Set task: Leave the pictures out and print every record below exactly as it stands.

Stored data:
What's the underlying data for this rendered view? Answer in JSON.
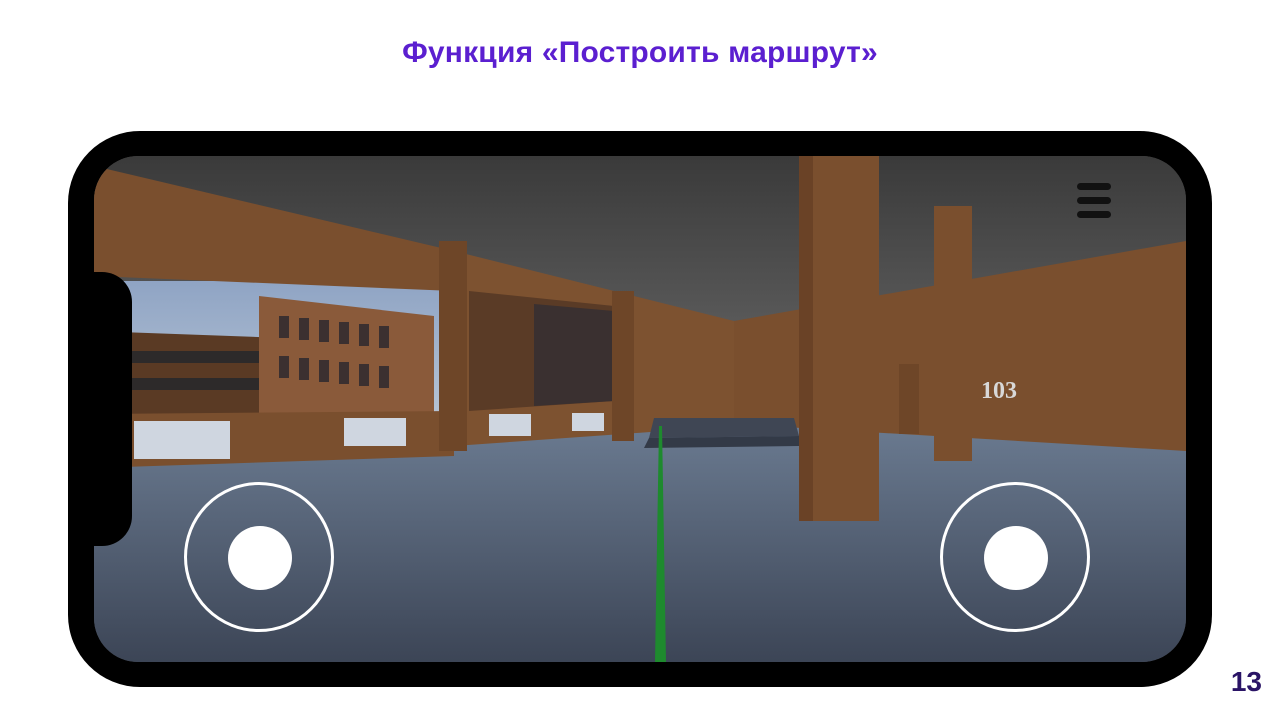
{
  "slide": {
    "title": "Функция «Построить маршрут»",
    "page_number": "13",
    "title_color": "#5b1fd0"
  },
  "game": {
    "room_label": "103",
    "route_line_color": "#1e8a2e",
    "wall_color": "#7a4f2e",
    "floor_color": "#566478",
    "ceiling_color": "#3a3a3a",
    "icons": {
      "menu": "hamburger-menu-icon",
      "left_joystick": "move-joystick",
      "right_joystick": "look-joystick"
    }
  }
}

Output for this task:
What's the underlying data for this rendered view? Answer in JSON.
{
  "slide": {
    "title": "Функция «Построить маршрут»",
    "page_number": "13",
    "title_color": "#5b1fd0"
  },
  "game": {
    "room_label": "103",
    "route_line_color": "#1e8a2e",
    "wall_color": "#7a4f2e",
    "floor_color": "#566478",
    "ceiling_color": "#3a3a3a",
    "icons": {
      "menu": "hamburger-menu-icon",
      "left_joystick": "move-joystick",
      "right_joystick": "look-joystick"
    }
  }
}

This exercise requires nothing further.